Dataset entries

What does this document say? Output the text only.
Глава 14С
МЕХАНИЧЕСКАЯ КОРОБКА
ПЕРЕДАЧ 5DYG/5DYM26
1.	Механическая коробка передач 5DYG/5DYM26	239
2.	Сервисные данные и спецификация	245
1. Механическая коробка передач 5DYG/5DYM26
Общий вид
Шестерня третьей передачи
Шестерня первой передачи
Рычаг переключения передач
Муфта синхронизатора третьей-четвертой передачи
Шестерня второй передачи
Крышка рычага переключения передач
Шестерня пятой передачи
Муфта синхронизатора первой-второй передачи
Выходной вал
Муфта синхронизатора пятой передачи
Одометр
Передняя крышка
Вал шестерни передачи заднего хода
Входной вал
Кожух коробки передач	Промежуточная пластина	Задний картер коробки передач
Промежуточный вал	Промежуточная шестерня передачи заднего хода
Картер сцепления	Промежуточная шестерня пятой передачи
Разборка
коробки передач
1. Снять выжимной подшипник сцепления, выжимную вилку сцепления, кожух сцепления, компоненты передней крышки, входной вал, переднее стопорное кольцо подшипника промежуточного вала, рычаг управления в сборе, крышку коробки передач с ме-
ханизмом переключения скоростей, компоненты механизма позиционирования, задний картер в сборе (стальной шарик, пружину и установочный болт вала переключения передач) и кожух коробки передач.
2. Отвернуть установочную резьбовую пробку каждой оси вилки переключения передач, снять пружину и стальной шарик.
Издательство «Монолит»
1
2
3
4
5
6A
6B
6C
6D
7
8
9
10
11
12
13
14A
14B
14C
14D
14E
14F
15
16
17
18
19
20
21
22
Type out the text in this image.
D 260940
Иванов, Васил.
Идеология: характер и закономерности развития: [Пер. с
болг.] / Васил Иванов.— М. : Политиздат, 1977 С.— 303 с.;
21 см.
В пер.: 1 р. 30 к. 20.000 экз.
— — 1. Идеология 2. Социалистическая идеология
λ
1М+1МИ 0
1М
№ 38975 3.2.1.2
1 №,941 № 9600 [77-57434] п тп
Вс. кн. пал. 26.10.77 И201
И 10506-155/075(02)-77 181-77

WHAT IS ASKED:
In the entries above, take the line containing "Type out the text in this image." and each later line through the last, and repeat them exactly. Output nothing else.

COMPLETED TASK:
Type out the text in this image.
D 260940
Иванов, Васил.
Идеология: характер и закономерности развития: [Пер. с
болг.] / Васил Иванов.— М. : Политиздат, 1977 С.— 303 с.;
21 см.
В пер.: 1 р. 30 к. 20.000 экз.
— — 1. Идеология 2. Социалистическая идеология
λ
1М+1МИ 0
1М
№ 38975 3.2.1.2
1 №,941 № 9600 [77-57434] п тп
Вс. кн. пал. 26.10.77 И201
И 10506-155/075(02)-77 181-77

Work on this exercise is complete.